■ **GOAL**
Without including any pictures, copy each entry below exactly.

■ **RECORDS FOR PROCESSING**
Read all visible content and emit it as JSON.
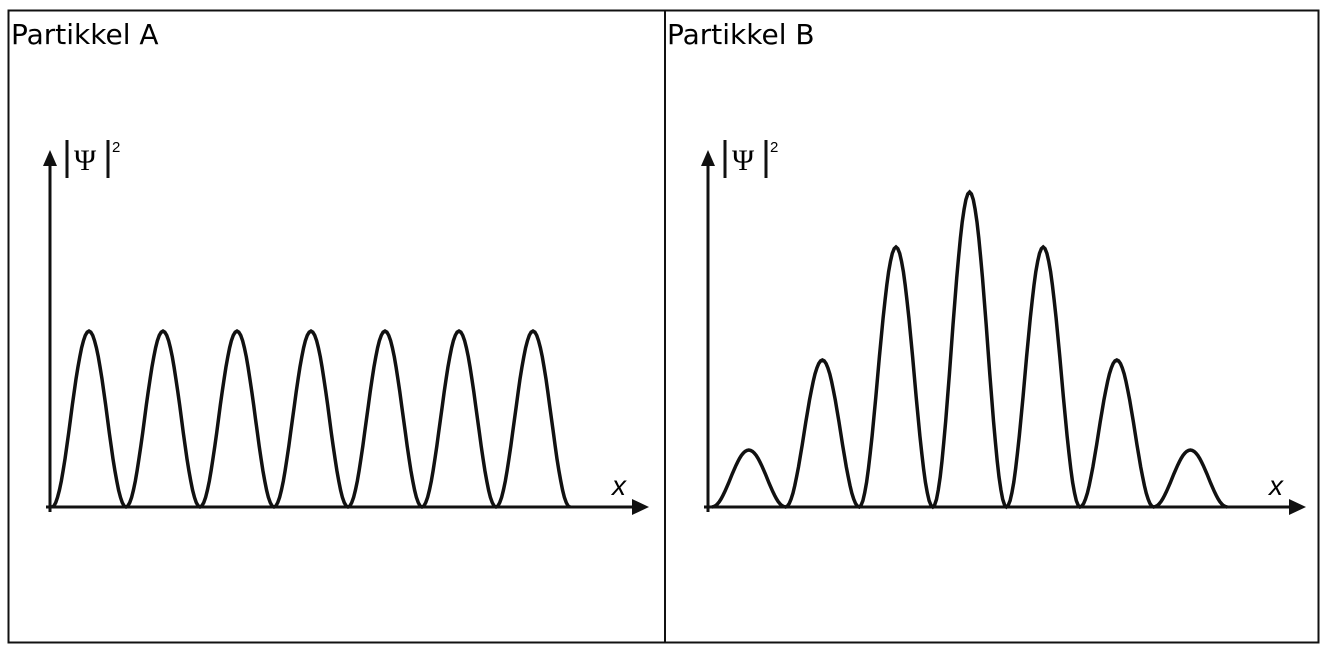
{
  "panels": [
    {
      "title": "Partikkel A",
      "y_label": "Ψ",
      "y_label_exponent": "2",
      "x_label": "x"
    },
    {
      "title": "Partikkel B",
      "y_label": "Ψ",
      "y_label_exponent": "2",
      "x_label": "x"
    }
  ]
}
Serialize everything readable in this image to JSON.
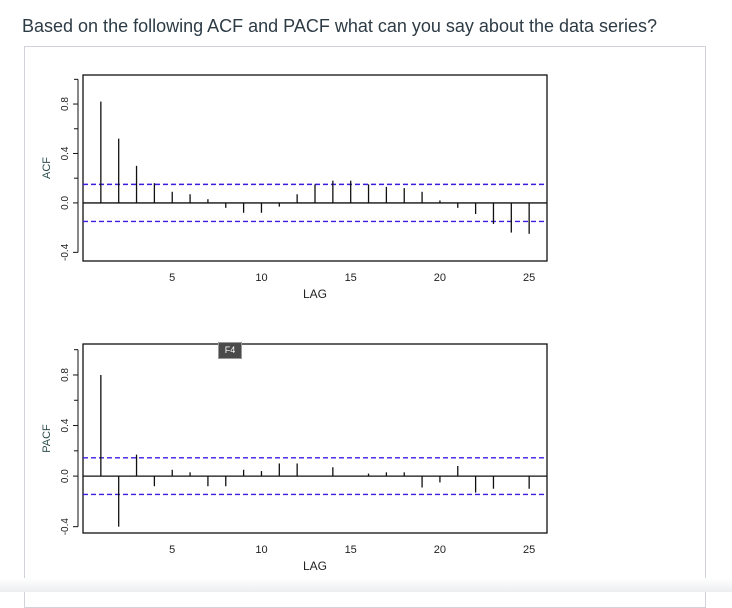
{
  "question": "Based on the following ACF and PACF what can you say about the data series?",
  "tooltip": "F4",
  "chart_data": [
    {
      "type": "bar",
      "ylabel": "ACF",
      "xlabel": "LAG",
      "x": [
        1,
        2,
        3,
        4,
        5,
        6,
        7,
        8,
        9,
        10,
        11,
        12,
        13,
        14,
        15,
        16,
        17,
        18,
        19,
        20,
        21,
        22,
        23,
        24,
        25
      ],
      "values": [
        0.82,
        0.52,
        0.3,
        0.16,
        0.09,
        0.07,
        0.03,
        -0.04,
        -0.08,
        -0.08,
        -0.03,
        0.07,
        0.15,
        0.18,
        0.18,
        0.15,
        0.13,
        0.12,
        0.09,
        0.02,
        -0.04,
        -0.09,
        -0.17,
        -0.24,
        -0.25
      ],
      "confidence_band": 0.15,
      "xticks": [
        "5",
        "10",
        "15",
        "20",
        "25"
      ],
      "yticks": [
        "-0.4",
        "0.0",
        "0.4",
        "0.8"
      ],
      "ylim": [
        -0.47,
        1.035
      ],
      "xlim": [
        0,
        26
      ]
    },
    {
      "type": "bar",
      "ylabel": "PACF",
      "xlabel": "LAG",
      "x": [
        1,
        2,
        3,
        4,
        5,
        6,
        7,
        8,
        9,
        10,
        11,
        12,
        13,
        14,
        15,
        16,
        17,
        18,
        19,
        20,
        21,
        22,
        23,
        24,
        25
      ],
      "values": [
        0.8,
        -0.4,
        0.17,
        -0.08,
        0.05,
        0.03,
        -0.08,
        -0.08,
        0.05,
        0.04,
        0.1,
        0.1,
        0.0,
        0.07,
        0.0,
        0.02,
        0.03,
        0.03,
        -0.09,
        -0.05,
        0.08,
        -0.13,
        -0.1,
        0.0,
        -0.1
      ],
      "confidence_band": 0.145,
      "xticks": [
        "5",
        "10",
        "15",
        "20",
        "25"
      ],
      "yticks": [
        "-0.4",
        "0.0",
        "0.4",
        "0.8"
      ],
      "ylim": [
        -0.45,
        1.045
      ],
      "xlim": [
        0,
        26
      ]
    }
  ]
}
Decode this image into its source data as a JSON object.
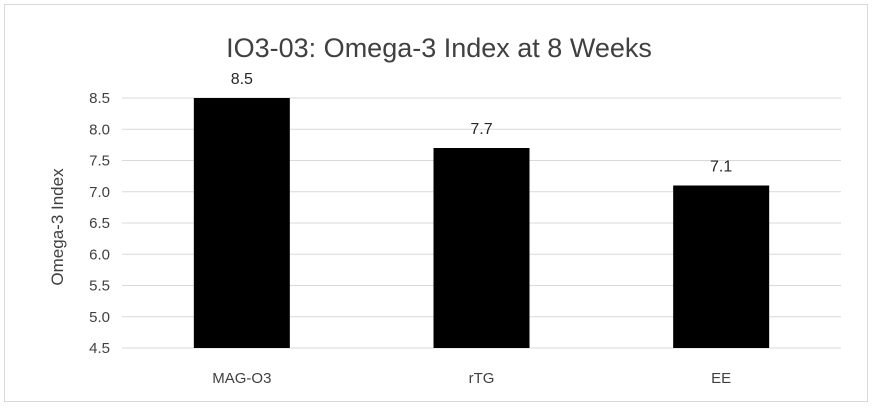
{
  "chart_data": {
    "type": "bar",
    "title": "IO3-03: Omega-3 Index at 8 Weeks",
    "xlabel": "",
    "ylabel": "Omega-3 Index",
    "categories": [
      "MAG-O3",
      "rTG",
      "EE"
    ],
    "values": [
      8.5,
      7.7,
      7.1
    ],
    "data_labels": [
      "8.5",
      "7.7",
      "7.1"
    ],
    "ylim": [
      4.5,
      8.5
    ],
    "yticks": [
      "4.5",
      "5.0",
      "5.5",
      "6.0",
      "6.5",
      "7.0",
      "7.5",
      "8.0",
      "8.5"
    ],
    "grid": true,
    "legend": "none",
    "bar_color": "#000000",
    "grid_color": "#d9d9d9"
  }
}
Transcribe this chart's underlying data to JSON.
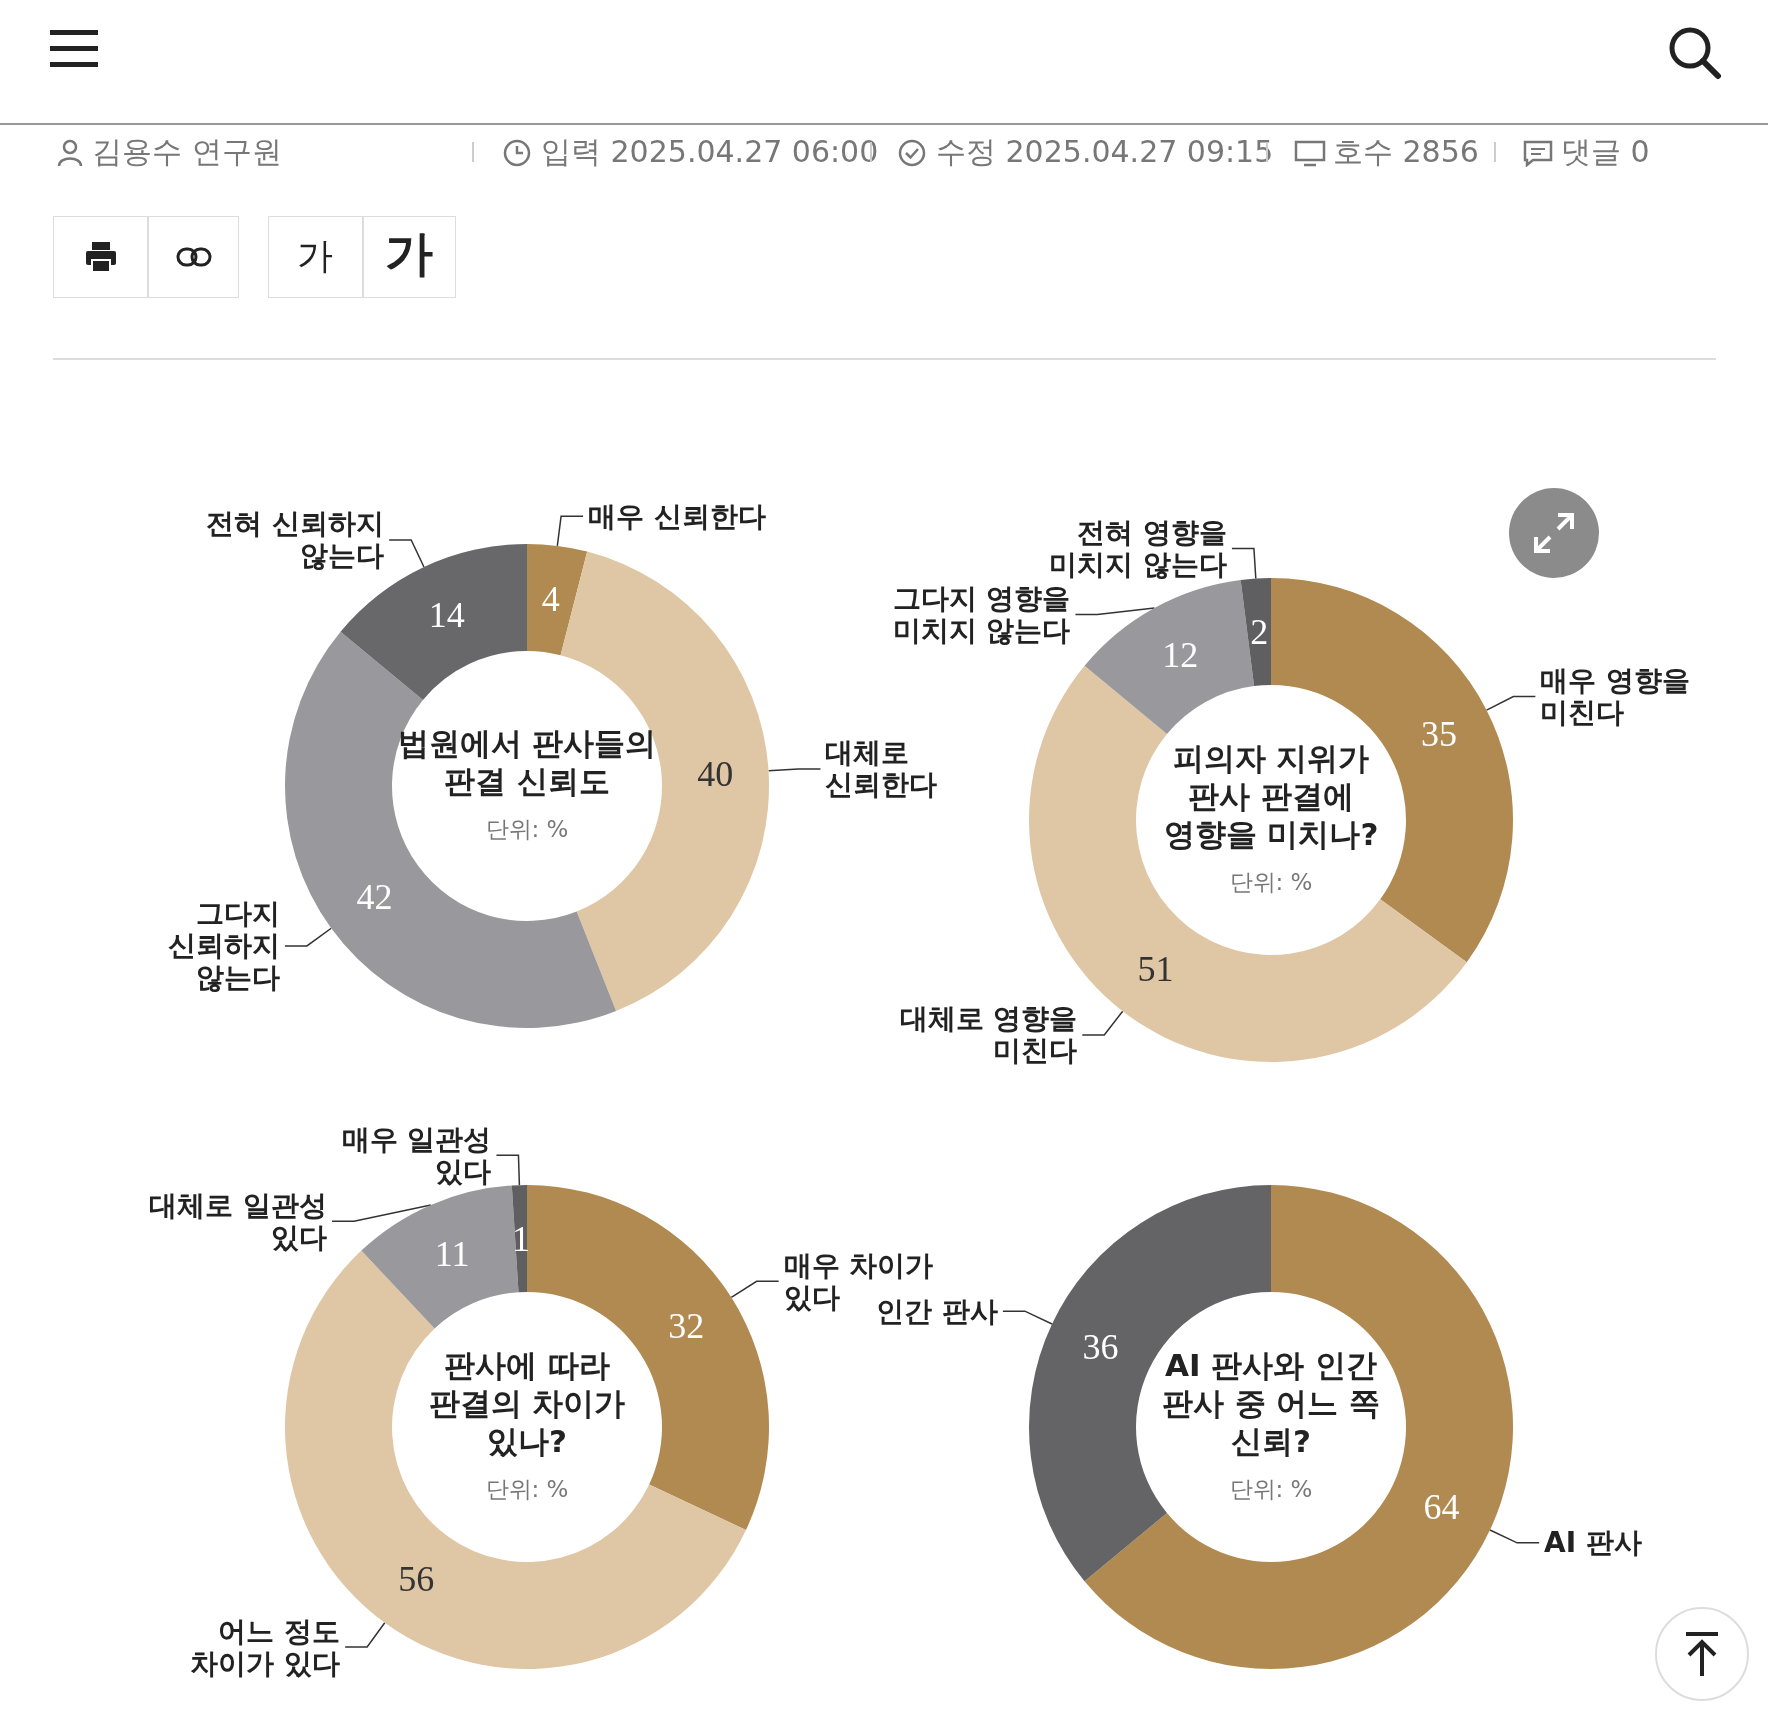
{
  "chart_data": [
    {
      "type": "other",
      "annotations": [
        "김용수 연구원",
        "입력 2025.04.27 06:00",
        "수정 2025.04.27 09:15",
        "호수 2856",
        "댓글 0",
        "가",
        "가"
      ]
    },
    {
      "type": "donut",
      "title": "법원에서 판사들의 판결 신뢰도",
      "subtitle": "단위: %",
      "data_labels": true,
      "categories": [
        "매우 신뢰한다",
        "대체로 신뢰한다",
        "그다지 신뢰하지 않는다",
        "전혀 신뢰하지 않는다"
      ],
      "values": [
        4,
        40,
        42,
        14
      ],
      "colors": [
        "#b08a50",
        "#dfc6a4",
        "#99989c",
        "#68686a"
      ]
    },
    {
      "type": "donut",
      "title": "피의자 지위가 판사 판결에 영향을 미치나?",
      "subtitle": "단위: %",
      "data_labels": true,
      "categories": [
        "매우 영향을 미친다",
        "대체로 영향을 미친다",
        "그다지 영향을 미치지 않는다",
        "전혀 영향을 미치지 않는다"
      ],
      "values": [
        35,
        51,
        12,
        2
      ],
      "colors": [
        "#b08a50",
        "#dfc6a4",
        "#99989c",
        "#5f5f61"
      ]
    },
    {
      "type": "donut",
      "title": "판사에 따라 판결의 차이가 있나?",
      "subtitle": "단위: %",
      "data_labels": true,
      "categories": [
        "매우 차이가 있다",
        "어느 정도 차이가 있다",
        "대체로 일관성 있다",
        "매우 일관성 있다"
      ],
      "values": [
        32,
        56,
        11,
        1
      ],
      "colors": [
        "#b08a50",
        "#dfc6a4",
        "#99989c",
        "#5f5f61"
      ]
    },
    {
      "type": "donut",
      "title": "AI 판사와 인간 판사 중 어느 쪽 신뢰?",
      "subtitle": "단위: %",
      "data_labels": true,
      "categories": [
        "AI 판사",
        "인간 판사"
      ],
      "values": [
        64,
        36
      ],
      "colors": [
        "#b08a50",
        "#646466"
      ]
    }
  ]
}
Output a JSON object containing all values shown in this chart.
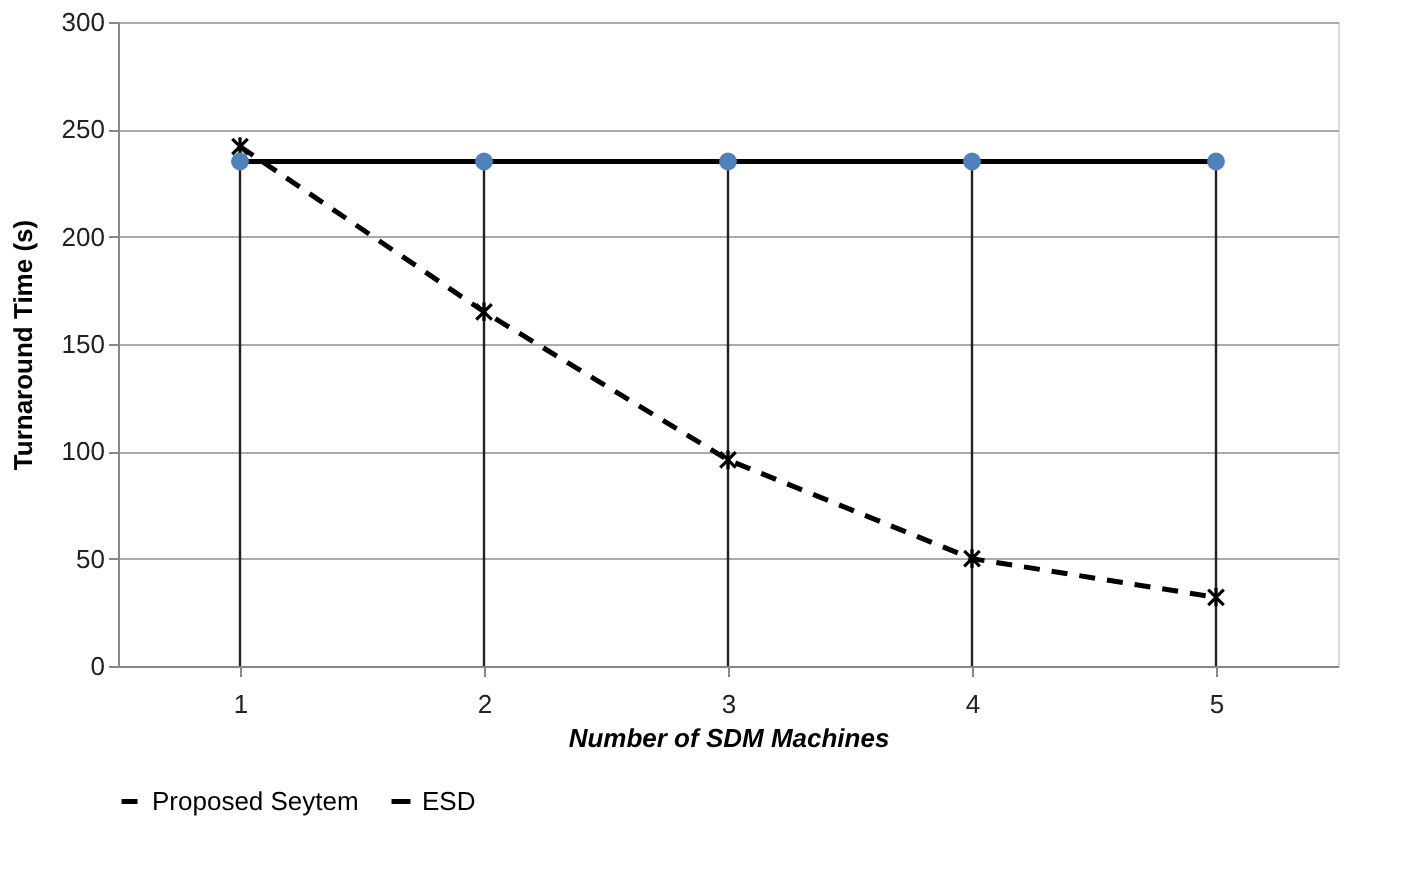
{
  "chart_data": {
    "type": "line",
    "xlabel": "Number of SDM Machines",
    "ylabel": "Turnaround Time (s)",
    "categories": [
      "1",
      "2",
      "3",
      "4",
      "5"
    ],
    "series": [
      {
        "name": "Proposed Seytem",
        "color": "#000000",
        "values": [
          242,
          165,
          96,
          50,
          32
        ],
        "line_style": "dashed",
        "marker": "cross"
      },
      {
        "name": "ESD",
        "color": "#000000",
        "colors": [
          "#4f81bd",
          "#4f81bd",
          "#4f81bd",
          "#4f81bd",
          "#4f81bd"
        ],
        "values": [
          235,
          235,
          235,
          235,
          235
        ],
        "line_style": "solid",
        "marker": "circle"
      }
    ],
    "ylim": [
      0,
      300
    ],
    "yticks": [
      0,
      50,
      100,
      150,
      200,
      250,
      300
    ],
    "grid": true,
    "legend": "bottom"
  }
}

■ **WORKED ANSWER**
Read all visible content and emit it as JSON.
{
  "panels": [
    {
      "title": "Partikkel A",
      "y_label": "Ψ",
      "y_label_exponent": "2",
      "x_label": "x"
    },
    {
      "title": "Partikkel B",
      "y_label": "Ψ",
      "y_label_exponent": "2",
      "x_label": "x"
    }
  ]
}
Serialize everything readable in this image to JSON.
{
  "question": "Based on the following ACF and PACF what can you say about the data series?",
  "tooltip": "F4",
  "chart_data": [
    {
      "type": "bar",
      "ylabel": "ACF",
      "xlabel": "LAG",
      "x": [
        1,
        2,
        3,
        4,
        5,
        6,
        7,
        8,
        9,
        10,
        11,
        12,
        13,
        14,
        15,
        16,
        17,
        18,
        19,
        20,
        21,
        22,
        23,
        24,
        25
      ],
      "values": [
        0.82,
        0.52,
        0.3,
        0.16,
        0.09,
        0.07,
        0.03,
        -0.04,
        -0.08,
        -0.08,
        -0.03,
        0.07,
        0.15,
        0.18,
        0.18,
        0.15,
        0.13,
        0.12,
        0.09,
        0.02,
        -0.04,
        -0.09,
        -0.17,
        -0.24,
        -0.25
      ],
      "confidence_band": 0.15,
      "xticks": [
        "5",
        "10",
        "15",
        "20",
        "25"
      ],
      "yticks": [
        "-0.4",
        "0.0",
        "0.4",
        "0.8"
      ],
      "ylim": [
        -0.47,
        1.035
      ],
      "xlim": [
        0,
        26
      ]
    },
    {
      "type": "bar",
      "ylabel": "PACF",
      "xlabel": "LAG",
      "x": [
        1,
        2,
        3,
        4,
        5,
        6,
        7,
        8,
        9,
        10,
        11,
        12,
        13,
        14,
        15,
        16,
        17,
        18,
        19,
        20,
        21,
        22,
        23,
        24,
        25
      ],
      "values": [
        0.8,
        -0.4,
        0.17,
        -0.08,
        0.05,
        0.03,
        -0.08,
        -0.08,
        0.05,
        0.04,
        0.1,
        0.1,
        0.0,
        0.07,
        0.0,
        0.02,
        0.03,
        0.03,
        -0.09,
        -0.05,
        0.08,
        -0.13,
        -0.1,
        0.0,
        -0.1
      ],
      "confidence_band": 0.145,
      "xticks": [
        "5",
        "10",
        "15",
        "20",
        "25"
      ],
      "yticks": [
        "-0.4",
        "0.0",
        "0.4",
        "0.8"
      ],
      "ylim": [
        -0.45,
        1.045
      ],
      "xlim": [
        0,
        26
      ]
    }
  ]
}
Decode this image into its source data as a JSON object.
{
  "chart_data": {
    "type": "bar",
    "title": "IO3-03: Omega-3 Index at 8 Weeks",
    "xlabel": "",
    "ylabel": "Omega-3 Index",
    "categories": [
      "MAG-O3",
      "rTG",
      "EE"
    ],
    "values": [
      8.5,
      7.7,
      7.1
    ],
    "data_labels": [
      "8.5",
      "7.7",
      "7.1"
    ],
    "ylim": [
      4.5,
      8.5
    ],
    "yticks": [
      "4.5",
      "5.0",
      "5.5",
      "6.0",
      "6.5",
      "7.0",
      "7.5",
      "8.0",
      "8.5"
    ],
    "grid": true,
    "legend": "none",
    "bar_color": "#000000",
    "grid_color": "#d9d9d9"
  }
}
Transcribe this chart's underlying data to JSON.
{
  "chart_data": [
    {
      "type": "other",
      "annotations": [
        "김용수 연구원",
        "입력 2025.04.27 06:00",
        "수정 2025.04.27 09:15",
        "호수 2856",
        "댓글 0",
        "가",
        "가"
      ]
    },
    {
      "type": "donut",
      "title": "법원에서 판사들의 판결 신뢰도",
      "subtitle": "단위: %",
      "data_labels": true,
      "categories": [
        "매우 신뢰한다",
        "대체로 신뢰한다",
        "그다지 신뢰하지 않는다",
        "전혀 신뢰하지 않는다"
      ],
      "values": [
        4,
        40,
        42,
        14
      ],
      "colors": [
        "#b08a50",
        "#dfc6a4",
        "#99989c",
        "#68686a"
      ]
    },
    {
      "type": "donut",
      "title": "피의자 지위가 판사 판결에 영향을 미치나?",
      "subtitle": "단위: %",
      "data_labels": true,
      "categories": [
        "매우 영향을 미친다",
        "대체로 영향을 미친다",
        "그다지 영향을 미치지 않는다",
        "전혀 영향을 미치지 않는다"
      ],
      "values": [
        35,
        51,
        12,
        2
      ],
      "colors": [
        "#b08a50",
        "#dfc6a4",
        "#99989c",
        "#5f5f61"
      ]
    },
    {
      "type": "donut",
      "title": "판사에 따라 판결의 차이가 있나?",
      "subtitle": "단위: %",
      "data_labels": true,
      "categories": [
        "매우 차이가 있다",
        "어느 정도 차이가 있다",
        "대체로 일관성 있다",
        "매우 일관성 있다"
      ],
      "values": [
        32,
        56,
        11,
        1
      ],
      "colors": [
        "#b08a50",
        "#dfc6a4",
        "#99989c",
        "#5f5f61"
      ]
    },
    {
      "type": "donut",
      "title": "AI 판사와 인간 판사 중 어느 쪽 신뢰?",
      "subtitle": "단위: %",
      "data_labels": true,
      "categories": [
        "AI 판사",
        "인간 판사"
      ],
      "values": [
        64,
        36
      ],
      "colors": [
        "#b08a50",
        "#646466"
      ]
    }
  ]
}
Output a JSON object containing all values shown in this chart.
{
  "chart_data": {
    "type": "line",
    "xlabel": "Number of SDM Machines",
    "ylabel": "Turnaround Time (s)",
    "categories": [
      "1",
      "2",
      "3",
      "4",
      "5"
    ],
    "series": [
      {
        "name": "Proposed Seytem",
        "color": "#000000",
        "values": [
          242,
          165,
          96,
          50,
          32
        ],
        "line_style": "dashed",
        "marker": "cross"
      },
      {
        "name": "ESD",
        "color": "#000000",
        "colors": [
          "#4f81bd",
          "#4f81bd",
          "#4f81bd",
          "#4f81bd",
          "#4f81bd"
        ],
        "values": [
          235,
          235,
          235,
          235,
          235
        ],
        "line_style": "solid",
        "marker": "circle"
      }
    ],
    "ylim": [
      0,
      300
    ],
    "yticks": [
      0,
      50,
      100,
      150,
      200,
      250,
      300
    ],
    "grid": true,
    "legend": "bottom"
  }
}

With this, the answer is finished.